- [What is asked]
Return each line of the material verbatim.

-- Start --

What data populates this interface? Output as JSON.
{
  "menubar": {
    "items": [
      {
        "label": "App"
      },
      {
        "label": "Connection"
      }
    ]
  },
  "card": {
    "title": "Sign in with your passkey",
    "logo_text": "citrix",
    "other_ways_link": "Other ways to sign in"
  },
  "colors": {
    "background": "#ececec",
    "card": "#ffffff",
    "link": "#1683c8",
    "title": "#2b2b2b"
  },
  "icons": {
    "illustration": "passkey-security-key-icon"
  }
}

-- End --

- [Task answer]
What data populates this interface? Output as JSON.
{
  "menubar": {
    "items": [
      {
        "label": "App"
      },
      {
        "label": "Connection"
      }
    ]
  },
  "card": {
    "title": "Sign in with your passkey",
    "logo_text": "citrix",
    "other_ways_link": "Other ways to sign in"
  },
  "colors": {
    "background": "#ececec",
    "card": "#ffffff",
    "link": "#1683c8",
    "title": "#2b2b2b"
  },
  "icons": {
    "illustration": "passkey-security-key-icon"
  }
}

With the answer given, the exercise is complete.